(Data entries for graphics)
********************
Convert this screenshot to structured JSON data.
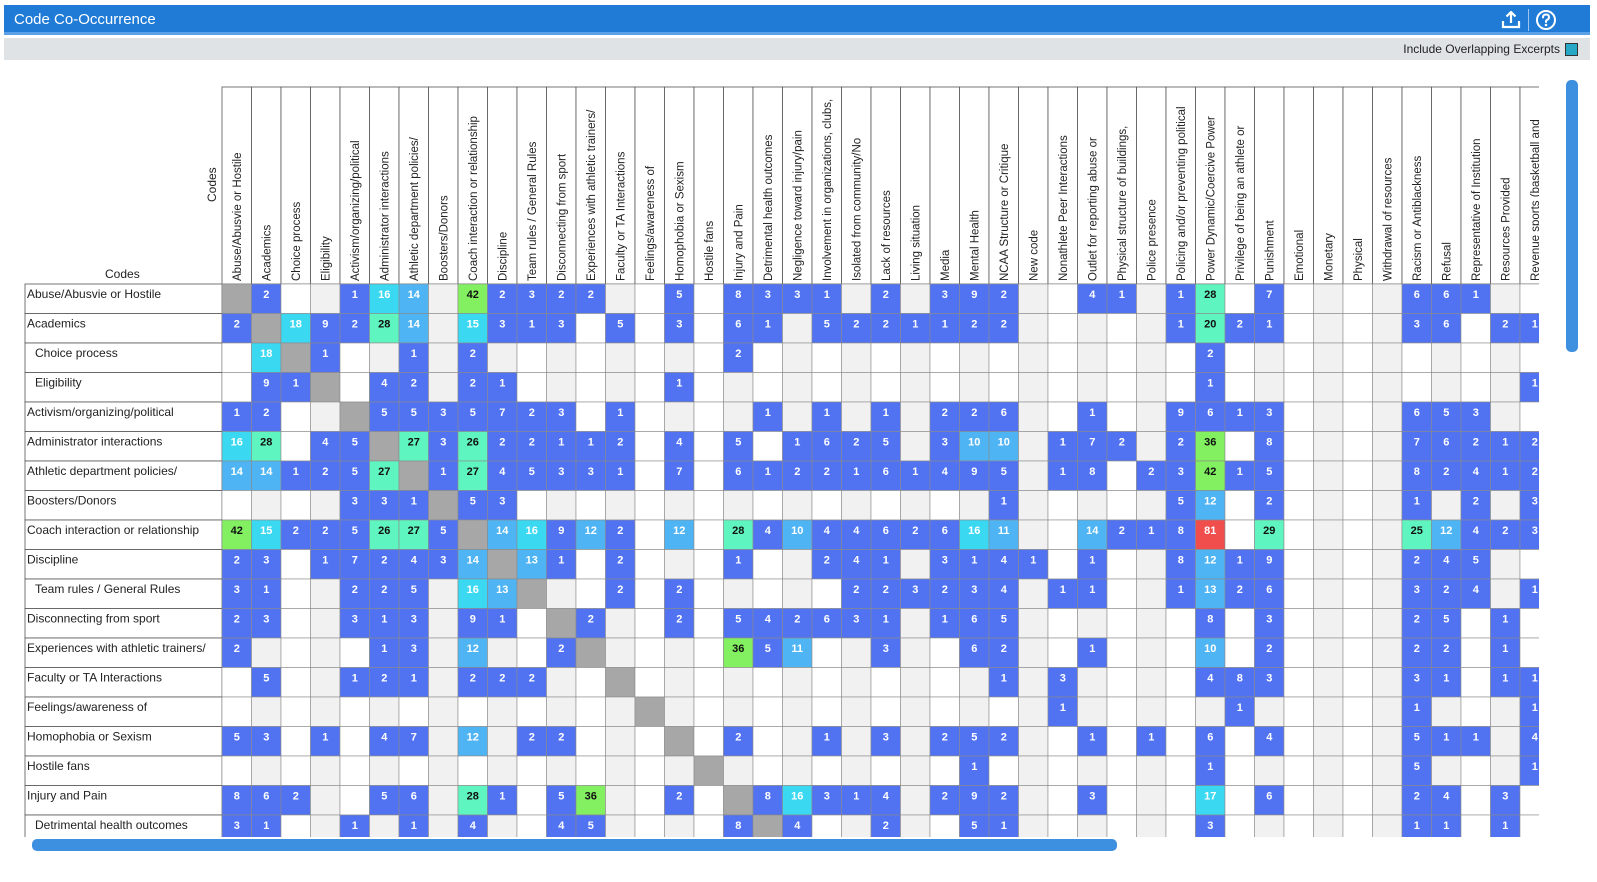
{
  "window": {
    "title": "Code Co-Occurrence"
  },
  "toolbar": {
    "export_icon": "upload-icon",
    "help_icon": "question-icon"
  },
  "options": {
    "overlap_label": "Include Overlapping Excerpts",
    "overlap_checked": true
  },
  "matrix": {
    "corner_col_label": "Codes",
    "corner_row_label": "Codes",
    "colors": {
      "diag": "#a7a7a7",
      "blue": "#5173f2",
      "lightblue": "#4fb4f3",
      "cyan": "#3bd8f2",
      "mint": "#5ff5c1",
      "green": "#82f060",
      "red": "#f04d4d",
      "empty_alt": "#f1f1f1"
    },
    "columns": [
      "Abuse/Abusvie or Hostile",
      "Academics",
      "Choice process",
      "Eligibility",
      "Activism/organizing/political",
      "Administrator interactions",
      "Athletic department policies/",
      "Boosters/Donors",
      "Coach interaction or relationship",
      "Discipline",
      "Team rules / General Rules",
      "Disconnecting from sport",
      "Experiences with athletic trainers/",
      "Faculty or TA Interactions",
      "Feelings/awareness of",
      "Homophobia or Sexism",
      "Hostile fans",
      "Injury and Pain",
      "Detrimental health outcomes",
      "Negligence toward injury/pain",
      "Involvement in organizations, clubs,",
      "Isolated from community/No",
      "Lack of resources",
      "Living situation",
      "Media",
      "Mental Health",
      "NCAA Structure or Critique",
      "New code",
      "Nonathlete Peer Interactions",
      "Outlet for reporting abuse or",
      "Physical structure of buildings,",
      "Police presence",
      "Policing and/or preventing political",
      "Power Dynamic/Coercive Power",
      "Privilege of being an athlete or",
      "Punishment",
      "Emotional",
      "Monetary",
      "Physical",
      "Withdrawal of resources",
      "Racism or Antiblackness",
      "Refusal",
      "Representative of Institution",
      "Resources Provided",
      "Revenue sports (basketball and"
    ],
    "rows": [
      {
        "label": "Abuse/Abusvie or Hostile",
        "indent": false,
        "cells": [
          "D",
          "2",
          "",
          "",
          "1",
          "16",
          "14",
          "",
          "42",
          "2",
          "3",
          "2",
          "2",
          "",
          "",
          "5",
          "",
          "8",
          "3",
          "3",
          "1",
          "",
          "2",
          "",
          "3",
          "9",
          "2",
          "",
          "",
          "4",
          "1",
          "",
          "1",
          "28",
          "",
          "7",
          "",
          "",
          "",
          "",
          "6",
          "6",
          "1",
          "",
          ""
        ]
      },
      {
        "label": "Academics",
        "indent": false,
        "cells": [
          "2",
          "D",
          "18",
          "9",
          "2",
          "28",
          "14",
          "",
          "15",
          "3",
          "1",
          "3",
          "",
          "5",
          "",
          "3",
          "",
          "6",
          "1",
          "",
          "5",
          "2",
          "2",
          "1",
          "1",
          "2",
          "2",
          "",
          "",
          "",
          "",
          "",
          "1",
          "20",
          "2",
          "1",
          "",
          "",
          "",
          "",
          "3",
          "6",
          "",
          "2",
          "1"
        ]
      },
      {
        "label": "Choice process",
        "indent": true,
        "cells": [
          "",
          "18",
          "D",
          "1",
          "",
          "",
          "1",
          "",
          "2",
          "",
          "",
          "",
          "",
          "",
          "",
          "",
          "",
          "2",
          "",
          "",
          "",
          "",
          "",
          "",
          "",
          "",
          "",
          "",
          "",
          "",
          "",
          "",
          "",
          "2",
          "",
          "",
          "",
          "",
          "",
          "",
          "",
          "",
          "",
          "",
          ""
        ]
      },
      {
        "label": "Eligibility",
        "indent": true,
        "cells": [
          "",
          "9",
          "1",
          "D",
          "",
          "4",
          "2",
          "",
          "2",
          "1",
          "",
          "",
          "",
          "",
          "",
          "1",
          "",
          "",
          "",
          "",
          "",
          "",
          "",
          "",
          "",
          "",
          "",
          "",
          "",
          "",
          "",
          "",
          "",
          "1",
          "",
          "",
          "",
          "",
          "",
          "",
          "",
          "",
          "",
          "",
          "1"
        ]
      },
      {
        "label": "Activism/organizing/political",
        "indent": false,
        "cells": [
          "1",
          "2",
          "",
          "",
          "D",
          "5",
          "5",
          "3",
          "5",
          "7",
          "2",
          "3",
          "",
          "1",
          "",
          "",
          "",
          "",
          "1",
          "",
          "1",
          "",
          "1",
          "",
          "2",
          "2",
          "6",
          "",
          "",
          "1",
          "",
          "",
          "9",
          "6",
          "1",
          "3",
          "",
          "",
          "",
          "",
          "6",
          "5",
          "3",
          "",
          ""
        ]
      },
      {
        "label": "Administrator interactions",
        "indent": false,
        "cells": [
          "16",
          "28",
          "",
          "4",
          "5",
          "D",
          "27",
          "3",
          "26",
          "2",
          "2",
          "1",
          "1",
          "2",
          "",
          "4",
          "",
          "5",
          "",
          "1",
          "6",
          "2",
          "5",
          "",
          "3",
          "10",
          "10",
          "",
          "1",
          "7",
          "2",
          "",
          "2",
          "36",
          "",
          "8",
          "",
          "",
          "",
          "",
          "7",
          "6",
          "2",
          "1",
          "2"
        ]
      },
      {
        "label": "Athletic department policies/",
        "indent": false,
        "cells": [
          "14",
          "14",
          "1",
          "2",
          "5",
          "27",
          "D",
          "1",
          "27",
          "4",
          "5",
          "3",
          "3",
          "1",
          "",
          "7",
          "",
          "6",
          "1",
          "2",
          "2",
          "1",
          "6",
          "1",
          "4",
          "9",
          "5",
          "",
          "1",
          "8",
          "",
          "2",
          "3",
          "42",
          "1",
          "5",
          "",
          "",
          "",
          "",
          "8",
          "2",
          "4",
          "1",
          "2"
        ]
      },
      {
        "label": "Boosters/Donors",
        "indent": false,
        "cells": [
          "",
          "",
          "",
          "",
          "3",
          "3",
          "1",
          "D",
          "5",
          "3",
          "",
          "",
          "",
          "",
          "",
          "",
          "",
          "",
          "",
          "",
          "",
          "",
          "",
          "",
          "",
          "",
          "1",
          "",
          "",
          "",
          "",
          "",
          "5",
          "12",
          "",
          "2",
          "",
          "",
          "",
          "",
          "1",
          "",
          "2",
          "",
          "3"
        ]
      },
      {
        "label": "Coach interaction or relationship",
        "indent": false,
        "cells": [
          "42",
          "15",
          "2",
          "2",
          "5",
          "26",
          "27",
          "5",
          "D",
          "14",
          "16",
          "9",
          "12",
          "2",
          "",
          "12",
          "",
          "28",
          "4",
          "10",
          "4",
          "4",
          "6",
          "2",
          "6",
          "16",
          "11",
          "",
          "",
          "14",
          "2",
          "1",
          "8",
          "81",
          "",
          "29",
          "",
          "",
          "",
          "",
          "25",
          "12",
          "4",
          "2",
          "3"
        ]
      },
      {
        "label": "Discipline",
        "indent": false,
        "cells": [
          "2",
          "3",
          "",
          "1",
          "7",
          "2",
          "4",
          "3",
          "14",
          "D",
          "13",
          "1",
          "",
          "2",
          "",
          "",
          "",
          "1",
          "",
          "",
          "2",
          "4",
          "1",
          "",
          "3",
          "1",
          "4",
          "1",
          "",
          "1",
          "",
          "",
          "8",
          "12",
          "1",
          "9",
          "",
          "",
          "",
          "",
          "2",
          "4",
          "5",
          "",
          ""
        ]
      },
      {
        "label": "Team rules / General Rules",
        "indent": true,
        "cells": [
          "3",
          "1",
          "",
          "",
          "2",
          "2",
          "5",
          "",
          "16",
          "13",
          "D",
          "",
          "",
          "2",
          "",
          "2",
          "",
          "",
          "",
          "",
          "",
          "2",
          "2",
          "3",
          "2",
          "3",
          "4",
          "",
          "1",
          "1",
          "",
          "",
          "1",
          "13",
          "2",
          "6",
          "",
          "",
          "",
          "",
          "3",
          "2",
          "4",
          "",
          "1"
        ]
      },
      {
        "label": "Disconnecting from sport",
        "indent": false,
        "cells": [
          "2",
          "3",
          "",
          "",
          "3",
          "1",
          "3",
          "",
          "9",
          "1",
          "",
          "D",
          "2",
          "",
          "",
          "2",
          "",
          "5",
          "4",
          "2",
          "6",
          "3",
          "1",
          "",
          "1",
          "6",
          "5",
          "",
          "",
          "",
          "",
          "",
          "",
          "8",
          "",
          "3",
          "",
          "",
          "",
          "",
          "2",
          "5",
          "",
          "1",
          ""
        ]
      },
      {
        "label": "Experiences with athletic trainers/",
        "indent": false,
        "cells": [
          "2",
          "",
          "",
          "",
          "",
          "1",
          "3",
          "",
          "12",
          "",
          "",
          "2",
          "D",
          "",
          "",
          "",
          "",
          "36",
          "5",
          "11",
          "",
          "",
          "3",
          "",
          "",
          "6",
          "2",
          "",
          "",
          "1",
          "",
          "",
          "",
          "10",
          "",
          "2",
          "",
          "",
          "",
          "",
          "2",
          "2",
          "",
          "1",
          ""
        ]
      },
      {
        "label": "Faculty or TA Interactions",
        "indent": false,
        "cells": [
          "",
          "5",
          "",
          "",
          "1",
          "2",
          "1",
          "",
          "2",
          "2",
          "2",
          "",
          "",
          "D",
          "",
          "",
          "",
          "",
          "",
          "",
          "",
          "",
          "",
          "",
          "",
          "",
          "1",
          "",
          "3",
          "",
          "",
          "",
          "",
          "4",
          "8",
          "3",
          "",
          "",
          "",
          "",
          "3",
          "1",
          "",
          "1",
          "1"
        ]
      },
      {
        "label": "Feelings/awareness of",
        "indent": false,
        "cells": [
          "",
          "",
          "",
          "",
          "",
          "",
          "",
          "",
          "",
          "",
          "",
          "",
          "",
          "",
          "D",
          "",
          "",
          "",
          "",
          "",
          "",
          "",
          "",
          "",
          "",
          "",
          "",
          "",
          "1",
          "",
          "",
          "",
          "",
          "",
          "1",
          "",
          "",
          "",
          "",
          "",
          "1",
          "",
          "",
          "",
          "1"
        ]
      },
      {
        "label": "Homophobia or Sexism",
        "indent": false,
        "cells": [
          "5",
          "3",
          "",
          "1",
          "",
          "4",
          "7",
          "",
          "12",
          "",
          "2",
          "2",
          "",
          "",
          "",
          "D",
          "",
          "2",
          "",
          "",
          "1",
          "",
          "3",
          "",
          "2",
          "5",
          "2",
          "",
          "",
          "1",
          "",
          "1",
          "",
          "6",
          "",
          "4",
          "",
          "",
          "",
          "",
          "5",
          "1",
          "1",
          "",
          "4"
        ]
      },
      {
        "label": "Hostile fans",
        "indent": false,
        "cells": [
          "",
          "",
          "",
          "",
          "",
          "",
          "",
          "",
          "",
          "",
          "",
          "",
          "",
          "",
          "",
          "",
          "D",
          "",
          "",
          "",
          "",
          "",
          "",
          "",
          "",
          "1",
          "",
          "",
          "",
          "",
          "",
          "",
          "",
          "1",
          "",
          "",
          "",
          "",
          "",
          "",
          "5",
          "",
          "",
          "",
          "1"
        ]
      },
      {
        "label": "Injury and Pain",
        "indent": false,
        "cells": [
          "8",
          "6",
          "2",
          "",
          "",
          "5",
          "6",
          "",
          "28",
          "1",
          "",
          "5",
          "36",
          "",
          "",
          "2",
          "",
          "D",
          "8",
          "16",
          "3",
          "1",
          "4",
          "",
          "2",
          "9",
          "2",
          "",
          "",
          "3",
          "",
          "",
          "",
          "17",
          "",
          "6",
          "",
          "",
          "",
          "",
          "2",
          "4",
          "",
          "3",
          ""
        ]
      },
      {
        "label": "Detrimental health outcomes",
        "indent": true,
        "cells": [
          "3",
          "1",
          "",
          "",
          "1",
          "",
          "1",
          "",
          "4",
          "",
          "",
          "4",
          "5",
          "",
          "",
          "",
          "",
          "8",
          "D",
          "4",
          "",
          "",
          "2",
          "",
          "",
          "5",
          "1",
          "",
          "",
          "",
          "",
          "",
          "",
          "3",
          "",
          "",
          "",
          "",
          "",
          "",
          "1",
          "1",
          "",
          "1",
          ""
        ]
      }
    ]
  }
}
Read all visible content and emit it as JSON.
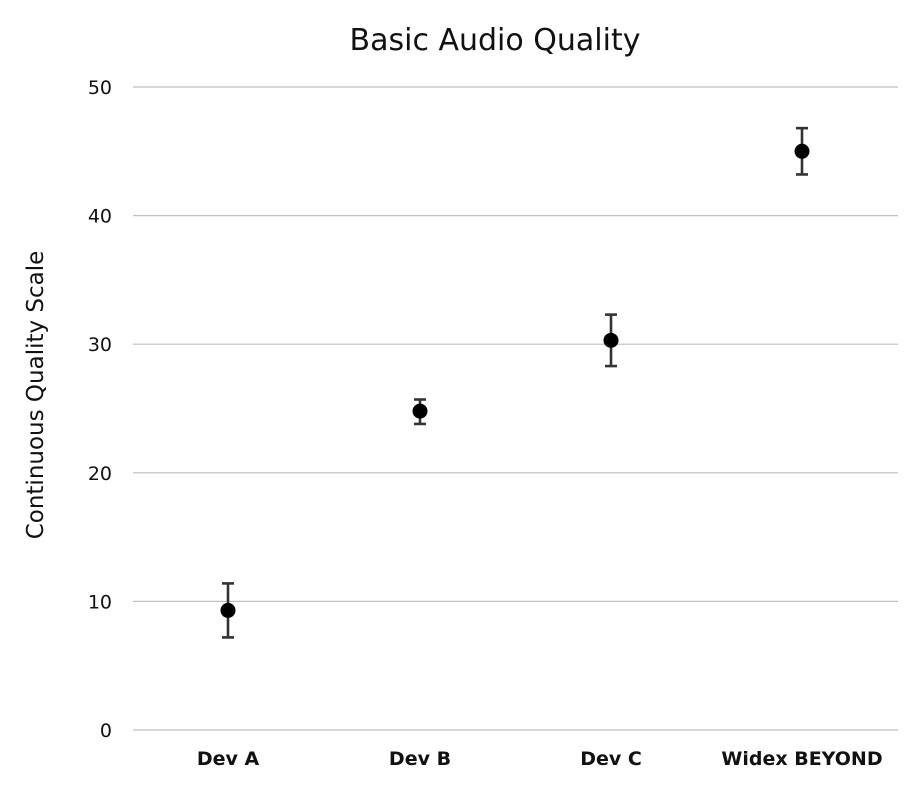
{
  "chart_data": {
    "type": "scatter",
    "title": "Basic Audio Quality",
    "xlabel": "",
    "ylabel": "Continuous Quality Scale",
    "categories": [
      "Dev A",
      "Dev B",
      "Dev C",
      "Widex BEYOND"
    ],
    "values": [
      9.3,
      24.8,
      30.3,
      45.0
    ],
    "error_low": [
      7.2,
      23.8,
      28.3,
      43.2
    ],
    "error_high": [
      11.4,
      25.7,
      32.3,
      46.8
    ],
    "ylim": [
      0,
      50
    ],
    "yticks": [
      0,
      10,
      20,
      30,
      40,
      50
    ],
    "grid": true,
    "legend": "none",
    "colors": {
      "marker": "#000000",
      "error_bar": "#333333",
      "grid": "#bfbfbf"
    }
  }
}
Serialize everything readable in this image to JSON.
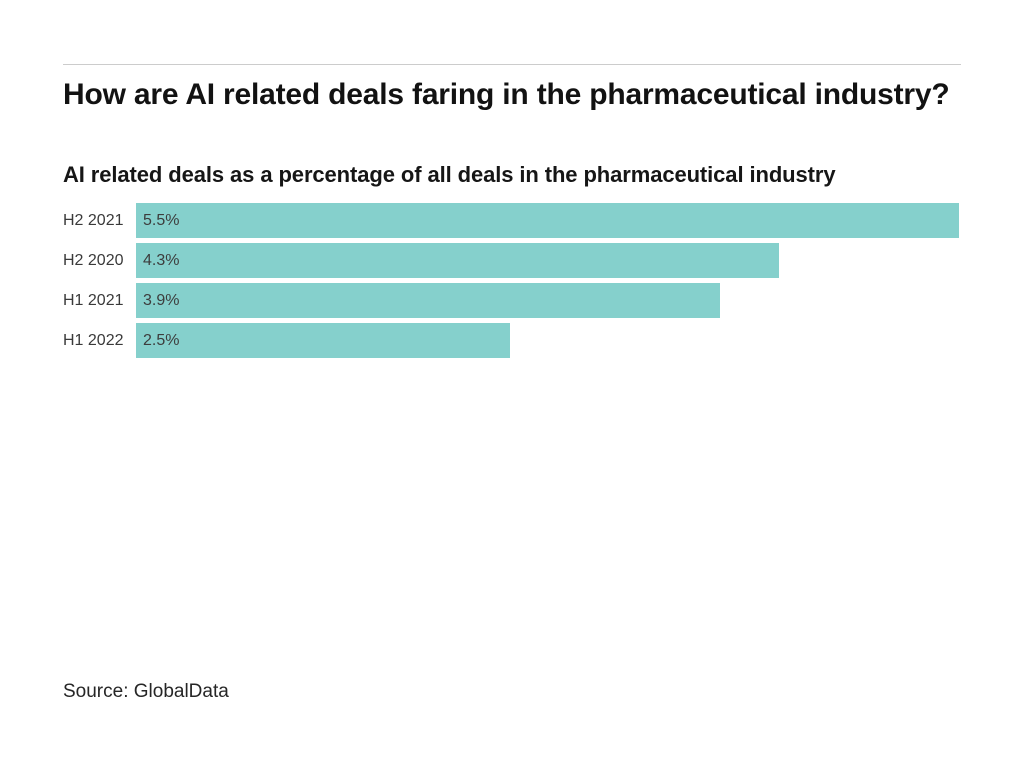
{
  "page": {
    "background": "#ffffff",
    "divider_color": "#cccccc"
  },
  "chart_data": {
    "type": "bar",
    "orientation": "horizontal",
    "title": "How are AI related deals faring in the pharmaceutical industry?",
    "subtitle": "AI related deals as a percentage of all deals in the pharmaceutical industry",
    "categories": [
      "H2 2021",
      "H2 2020",
      "H1 2021",
      "H1 2022"
    ],
    "values": [
      5.5,
      4.3,
      3.9,
      2.5
    ],
    "value_labels": [
      "5.5%",
      "4.3%",
      "3.9%",
      "2.5%"
    ],
    "xlim": [
      0,
      5.5
    ],
    "bar_color": "#85d0cc",
    "grid": false,
    "legend": false,
    "value_label_position": "inside-left",
    "axis_ticks": "none"
  },
  "footer": {
    "source_label": "Source: GlobalData"
  }
}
********************
**Exercise description:** Everything from the line containing "Read all visible content and emit it as JSON." through the last line of the entries must be repeated verbatim, except pictures.

**Answer to this exercise:**
Read all visible content and emit it as JSON.
{
  "chart_data": {
    "type": "scatter",
    "title": "Basic Audio Quality",
    "xlabel": "",
    "ylabel": "Continuous Quality Scale",
    "categories": [
      "Dev A",
      "Dev B",
      "Dev C",
      "Widex BEYOND"
    ],
    "values": [
      9.3,
      24.8,
      30.3,
      45.0
    ],
    "error_low": [
      7.2,
      23.8,
      28.3,
      43.2
    ],
    "error_high": [
      11.4,
      25.7,
      32.3,
      46.8
    ],
    "ylim": [
      0,
      50
    ],
    "yticks": [
      0,
      10,
      20,
      30,
      40,
      50
    ],
    "grid": true,
    "legend": "none",
    "colors": {
      "marker": "#000000",
      "error_bar": "#333333",
      "grid": "#bfbfbf"
    }
  }
}
Serialize everything readable in this image to JSON.
{
  "page": {
    "background": "#ffffff",
    "divider_color": "#cccccc"
  },
  "chart_data": {
    "type": "bar",
    "orientation": "horizontal",
    "title": "How are AI related deals faring in the pharmaceutical industry?",
    "subtitle": "AI related deals as a percentage of all deals in the pharmaceutical industry",
    "categories": [
      "H2 2021",
      "H2 2020",
      "H1 2021",
      "H1 2022"
    ],
    "values": [
      5.5,
      4.3,
      3.9,
      2.5
    ],
    "value_labels": [
      "5.5%",
      "4.3%",
      "3.9%",
      "2.5%"
    ],
    "xlim": [
      0,
      5.5
    ],
    "bar_color": "#85d0cc",
    "grid": false,
    "legend": false,
    "value_label_position": "inside-left",
    "axis_ticks": "none"
  },
  "footer": {
    "source_label": "Source: GlobalData"
  }
}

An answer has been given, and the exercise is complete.